## Set problem
Your job is to retype all of the data word for word, leaving every image out.

[Dataset rows about figures]
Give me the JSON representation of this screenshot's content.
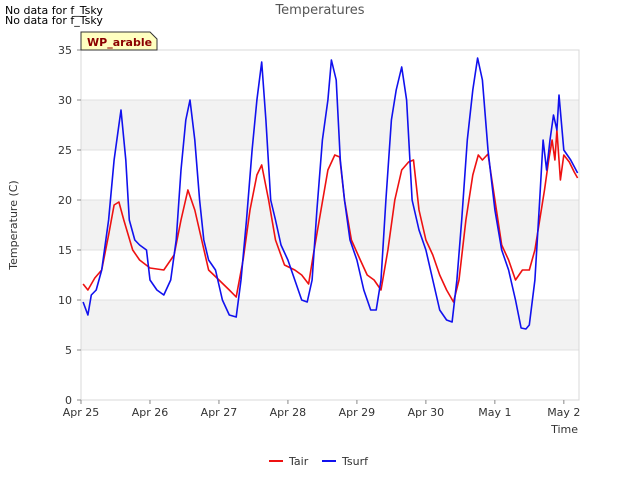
{
  "notes": [
    "No data for f_Tsky",
    "No data for f_Tsky"
  ],
  "chart_data": {
    "type": "line",
    "title": "Temperatures",
    "xlabel": "Time",
    "ylabel": "Temperature (C)",
    "ylim": [
      0,
      35
    ],
    "xlim": [
      0,
      7.22
    ],
    "yticks": [
      0,
      5,
      10,
      15,
      20,
      25,
      30,
      35
    ],
    "xticks": [
      {
        "pos": 0,
        "label": "Apr 25"
      },
      {
        "pos": 1,
        "label": "Apr 26"
      },
      {
        "pos": 2,
        "label": "Apr 27"
      },
      {
        "pos": 3,
        "label": "Apr 28"
      },
      {
        "pos": 4,
        "label": "Apr 29"
      },
      {
        "pos": 5,
        "label": "Apr 30"
      },
      {
        "pos": 6,
        "label": "May 1"
      },
      {
        "pos": 7,
        "label": "May 2"
      }
    ],
    "site_label": "WP_arable",
    "x_units": "days since Apr 25 00:00",
    "series": [
      {
        "name": "Tair",
        "color": "#ee1111",
        "points": [
          [
            0.03,
            11.6
          ],
          [
            0.1,
            11
          ],
          [
            0.2,
            12.2
          ],
          [
            0.3,
            13
          ],
          [
            0.4,
            16.5
          ],
          [
            0.48,
            19.5
          ],
          [
            0.55,
            19.8
          ],
          [
            0.62,
            18
          ],
          [
            0.75,
            15
          ],
          [
            0.85,
            14
          ],
          [
            1.0,
            13.2
          ],
          [
            1.2,
            13
          ],
          [
            1.35,
            14.5
          ],
          [
            1.45,
            18
          ],
          [
            1.55,
            21
          ],
          [
            1.65,
            19
          ],
          [
            1.75,
            16
          ],
          [
            1.85,
            13
          ],
          [
            2.0,
            12
          ],
          [
            2.15,
            11
          ],
          [
            2.25,
            10.3
          ],
          [
            2.35,
            14
          ],
          [
            2.45,
            19
          ],
          [
            2.55,
            22.5
          ],
          [
            2.62,
            23.5
          ],
          [
            2.72,
            20
          ],
          [
            2.82,
            16
          ],
          [
            2.95,
            13.5
          ],
          [
            3.1,
            13
          ],
          [
            3.2,
            12.5
          ],
          [
            3.3,
            11.6
          ],
          [
            3.38,
            15
          ],
          [
            3.48,
            19
          ],
          [
            3.58,
            23
          ],
          [
            3.68,
            24.5
          ],
          [
            3.75,
            24.3
          ],
          [
            3.82,
            20
          ],
          [
            3.92,
            16
          ],
          [
            4.05,
            14
          ],
          [
            4.15,
            12.5
          ],
          [
            4.25,
            12
          ],
          [
            4.35,
            11
          ],
          [
            4.45,
            15
          ],
          [
            4.55,
            20
          ],
          [
            4.65,
            23
          ],
          [
            4.75,
            23.8
          ],
          [
            4.82,
            24
          ],
          [
            4.9,
            19
          ],
          [
            5.0,
            16
          ],
          [
            5.1,
            14.5
          ],
          [
            5.2,
            12.5
          ],
          [
            5.3,
            11
          ],
          [
            5.4,
            9.8
          ],
          [
            5.48,
            12
          ],
          [
            5.58,
            18
          ],
          [
            5.68,
            22.5
          ],
          [
            5.76,
            24.5
          ],
          [
            5.82,
            24
          ],
          [
            5.9,
            24.6
          ],
          [
            6.0,
            20
          ],
          [
            6.1,
            15.5
          ],
          [
            6.2,
            14
          ],
          [
            6.3,
            12
          ],
          [
            6.4,
            13
          ],
          [
            6.5,
            13
          ],
          [
            6.58,
            15
          ],
          [
            6.65,
            18
          ],
          [
            6.72,
            21
          ],
          [
            6.78,
            24
          ],
          [
            6.83,
            26
          ],
          [
            6.87,
            24
          ],
          [
            6.9,
            27
          ],
          [
            6.95,
            22
          ],
          [
            7.0,
            24.5
          ],
          [
            7.08,
            23.8
          ],
          [
            7.15,
            22.8
          ],
          [
            7.2,
            22.2
          ]
        ]
      },
      {
        "name": "Tsurf",
        "color": "#1111ee",
        "points": [
          [
            0.03,
            9.8
          ],
          [
            0.1,
            8.5
          ],
          [
            0.15,
            10.5
          ],
          [
            0.22,
            11
          ],
          [
            0.3,
            13
          ],
          [
            0.4,
            18
          ],
          [
            0.48,
            24
          ],
          [
            0.55,
            27.5
          ],
          [
            0.58,
            29
          ],
          [
            0.65,
            24
          ],
          [
            0.7,
            18
          ],
          [
            0.78,
            16
          ],
          [
            0.85,
            15.5
          ],
          [
            0.95,
            15
          ],
          [
            1.0,
            12
          ],
          [
            1.1,
            11
          ],
          [
            1.2,
            10.5
          ],
          [
            1.3,
            12
          ],
          [
            1.38,
            16
          ],
          [
            1.45,
            23
          ],
          [
            1.52,
            28
          ],
          [
            1.58,
            30
          ],
          [
            1.65,
            26
          ],
          [
            1.72,
            20
          ],
          [
            1.78,
            16
          ],
          [
            1.85,
            14
          ],
          [
            1.95,
            13
          ],
          [
            2.05,
            10
          ],
          [
            2.15,
            8.5
          ],
          [
            2.25,
            8.3
          ],
          [
            2.32,
            12
          ],
          [
            2.4,
            18
          ],
          [
            2.48,
            25
          ],
          [
            2.55,
            30
          ],
          [
            2.62,
            33.8
          ],
          [
            2.68,
            28
          ],
          [
            2.75,
            20
          ],
          [
            2.82,
            18
          ],
          [
            2.9,
            15.5
          ],
          [
            3.0,
            14
          ],
          [
            3.1,
            12
          ],
          [
            3.2,
            10
          ],
          [
            3.28,
            9.8
          ],
          [
            3.35,
            12
          ],
          [
            3.42,
            19
          ],
          [
            3.5,
            26
          ],
          [
            3.58,
            30
          ],
          [
            3.63,
            34
          ],
          [
            3.7,
            32
          ],
          [
            3.76,
            24
          ],
          [
            3.82,
            20
          ],
          [
            3.9,
            16
          ],
          [
            4.0,
            14
          ],
          [
            4.1,
            11
          ],
          [
            4.2,
            9
          ],
          [
            4.28,
            9
          ],
          [
            4.35,
            12
          ],
          [
            4.42,
            20
          ],
          [
            4.5,
            28
          ],
          [
            4.57,
            31
          ],
          [
            4.65,
            33.3
          ],
          [
            4.72,
            30
          ],
          [
            4.8,
            20
          ],
          [
            4.9,
            17
          ],
          [
            5.0,
            15
          ],
          [
            5.1,
            12
          ],
          [
            5.2,
            9
          ],
          [
            5.3,
            8
          ],
          [
            5.38,
            7.8
          ],
          [
            5.45,
            12
          ],
          [
            5.52,
            18
          ],
          [
            5.6,
            26
          ],
          [
            5.68,
            31
          ],
          [
            5.75,
            34.2
          ],
          [
            5.82,
            32
          ],
          [
            5.9,
            25
          ],
          [
            6.0,
            19
          ],
          [
            6.1,
            15
          ],
          [
            6.2,
            13
          ],
          [
            6.3,
            10
          ],
          [
            6.38,
            7.2
          ],
          [
            6.45,
            7.1
          ],
          [
            6.5,
            7.5
          ],
          [
            6.58,
            12
          ],
          [
            6.65,
            20
          ],
          [
            6.7,
            26
          ],
          [
            6.75,
            23
          ],
          [
            6.8,
            26
          ],
          [
            6.85,
            28.5
          ],
          [
            6.9,
            27
          ],
          [
            6.93,
            30.5
          ],
          [
            7.0,
            25
          ],
          [
            7.1,
            24
          ],
          [
            7.2,
            22.7
          ]
        ]
      }
    ]
  }
}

## Answer for this exercise
Give me the JSON representation of this screenshot's content.
{
  "notes": [
    "No data for f_Tsky",
    "No data for f_Tsky"
  ],
  "chart_data": {
    "type": "line",
    "title": "Temperatures",
    "xlabel": "Time",
    "ylabel": "Temperature (C)",
    "ylim": [
      0,
      35
    ],
    "xlim": [
      0,
      7.22
    ],
    "yticks": [
      0,
      5,
      10,
      15,
      20,
      25,
      30,
      35
    ],
    "xticks": [
      {
        "pos": 0,
        "label": "Apr 25"
      },
      {
        "pos": 1,
        "label": "Apr 26"
      },
      {
        "pos": 2,
        "label": "Apr 27"
      },
      {
        "pos": 3,
        "label": "Apr 28"
      },
      {
        "pos": 4,
        "label": "Apr 29"
      },
      {
        "pos": 5,
        "label": "Apr 30"
      },
      {
        "pos": 6,
        "label": "May 1"
      },
      {
        "pos": 7,
        "label": "May 2"
      }
    ],
    "site_label": "WP_arable",
    "x_units": "days since Apr 25 00:00",
    "series": [
      {
        "name": "Tair",
        "color": "#ee1111",
        "points": [
          [
            0.03,
            11.6
          ],
          [
            0.1,
            11
          ],
          [
            0.2,
            12.2
          ],
          [
            0.3,
            13
          ],
          [
            0.4,
            16.5
          ],
          [
            0.48,
            19.5
          ],
          [
            0.55,
            19.8
          ],
          [
            0.62,
            18
          ],
          [
            0.75,
            15
          ],
          [
            0.85,
            14
          ],
          [
            1.0,
            13.2
          ],
          [
            1.2,
            13
          ],
          [
            1.35,
            14.5
          ],
          [
            1.45,
            18
          ],
          [
            1.55,
            21
          ],
          [
            1.65,
            19
          ],
          [
            1.75,
            16
          ],
          [
            1.85,
            13
          ],
          [
            2.0,
            12
          ],
          [
            2.15,
            11
          ],
          [
            2.25,
            10.3
          ],
          [
            2.35,
            14
          ],
          [
            2.45,
            19
          ],
          [
            2.55,
            22.5
          ],
          [
            2.62,
            23.5
          ],
          [
            2.72,
            20
          ],
          [
            2.82,
            16
          ],
          [
            2.95,
            13.5
          ],
          [
            3.1,
            13
          ],
          [
            3.2,
            12.5
          ],
          [
            3.3,
            11.6
          ],
          [
            3.38,
            15
          ],
          [
            3.48,
            19
          ],
          [
            3.58,
            23
          ],
          [
            3.68,
            24.5
          ],
          [
            3.75,
            24.3
          ],
          [
            3.82,
            20
          ],
          [
            3.92,
            16
          ],
          [
            4.05,
            14
          ],
          [
            4.15,
            12.5
          ],
          [
            4.25,
            12
          ],
          [
            4.35,
            11
          ],
          [
            4.45,
            15
          ],
          [
            4.55,
            20
          ],
          [
            4.65,
            23
          ],
          [
            4.75,
            23.8
          ],
          [
            4.82,
            24
          ],
          [
            4.9,
            19
          ],
          [
            5.0,
            16
          ],
          [
            5.1,
            14.5
          ],
          [
            5.2,
            12.5
          ],
          [
            5.3,
            11
          ],
          [
            5.4,
            9.8
          ],
          [
            5.48,
            12
          ],
          [
            5.58,
            18
          ],
          [
            5.68,
            22.5
          ],
          [
            5.76,
            24.5
          ],
          [
            5.82,
            24
          ],
          [
            5.9,
            24.6
          ],
          [
            6.0,
            20
          ],
          [
            6.1,
            15.5
          ],
          [
            6.2,
            14
          ],
          [
            6.3,
            12
          ],
          [
            6.4,
            13
          ],
          [
            6.5,
            13
          ],
          [
            6.58,
            15
          ],
          [
            6.65,
            18
          ],
          [
            6.72,
            21
          ],
          [
            6.78,
            24
          ],
          [
            6.83,
            26
          ],
          [
            6.87,
            24
          ],
          [
            6.9,
            27
          ],
          [
            6.95,
            22
          ],
          [
            7.0,
            24.5
          ],
          [
            7.08,
            23.8
          ],
          [
            7.15,
            22.8
          ],
          [
            7.2,
            22.2
          ]
        ]
      },
      {
        "name": "Tsurf",
        "color": "#1111ee",
        "points": [
          [
            0.03,
            9.8
          ],
          [
            0.1,
            8.5
          ],
          [
            0.15,
            10.5
          ],
          [
            0.22,
            11
          ],
          [
            0.3,
            13
          ],
          [
            0.4,
            18
          ],
          [
            0.48,
            24
          ],
          [
            0.55,
            27.5
          ],
          [
            0.58,
            29
          ],
          [
            0.65,
            24
          ],
          [
            0.7,
            18
          ],
          [
            0.78,
            16
          ],
          [
            0.85,
            15.5
          ],
          [
            0.95,
            15
          ],
          [
            1.0,
            12
          ],
          [
            1.1,
            11
          ],
          [
            1.2,
            10.5
          ],
          [
            1.3,
            12
          ],
          [
            1.38,
            16
          ],
          [
            1.45,
            23
          ],
          [
            1.52,
            28
          ],
          [
            1.58,
            30
          ],
          [
            1.65,
            26
          ],
          [
            1.72,
            20
          ],
          [
            1.78,
            16
          ],
          [
            1.85,
            14
          ],
          [
            1.95,
            13
          ],
          [
            2.05,
            10
          ],
          [
            2.15,
            8.5
          ],
          [
            2.25,
            8.3
          ],
          [
            2.32,
            12
          ],
          [
            2.4,
            18
          ],
          [
            2.48,
            25
          ],
          [
            2.55,
            30
          ],
          [
            2.62,
            33.8
          ],
          [
            2.68,
            28
          ],
          [
            2.75,
            20
          ],
          [
            2.82,
            18
          ],
          [
            2.9,
            15.5
          ],
          [
            3.0,
            14
          ],
          [
            3.1,
            12
          ],
          [
            3.2,
            10
          ],
          [
            3.28,
            9.8
          ],
          [
            3.35,
            12
          ],
          [
            3.42,
            19
          ],
          [
            3.5,
            26
          ],
          [
            3.58,
            30
          ],
          [
            3.63,
            34
          ],
          [
            3.7,
            32
          ],
          [
            3.76,
            24
          ],
          [
            3.82,
            20
          ],
          [
            3.9,
            16
          ],
          [
            4.0,
            14
          ],
          [
            4.1,
            11
          ],
          [
            4.2,
            9
          ],
          [
            4.28,
            9
          ],
          [
            4.35,
            12
          ],
          [
            4.42,
            20
          ],
          [
            4.5,
            28
          ],
          [
            4.57,
            31
          ],
          [
            4.65,
            33.3
          ],
          [
            4.72,
            30
          ],
          [
            4.8,
            20
          ],
          [
            4.9,
            17
          ],
          [
            5.0,
            15
          ],
          [
            5.1,
            12
          ],
          [
            5.2,
            9
          ],
          [
            5.3,
            8
          ],
          [
            5.38,
            7.8
          ],
          [
            5.45,
            12
          ],
          [
            5.52,
            18
          ],
          [
            5.6,
            26
          ],
          [
            5.68,
            31
          ],
          [
            5.75,
            34.2
          ],
          [
            5.82,
            32
          ],
          [
            5.9,
            25
          ],
          [
            6.0,
            19
          ],
          [
            6.1,
            15
          ],
          [
            6.2,
            13
          ],
          [
            6.3,
            10
          ],
          [
            6.38,
            7.2
          ],
          [
            6.45,
            7.1
          ],
          [
            6.5,
            7.5
          ],
          [
            6.58,
            12
          ],
          [
            6.65,
            20
          ],
          [
            6.7,
            26
          ],
          [
            6.75,
            23
          ],
          [
            6.8,
            26
          ],
          [
            6.85,
            28.5
          ],
          [
            6.9,
            27
          ],
          [
            6.93,
            30.5
          ],
          [
            7.0,
            25
          ],
          [
            7.1,
            24
          ],
          [
            7.2,
            22.7
          ]
        ]
      }
    ]
  }
}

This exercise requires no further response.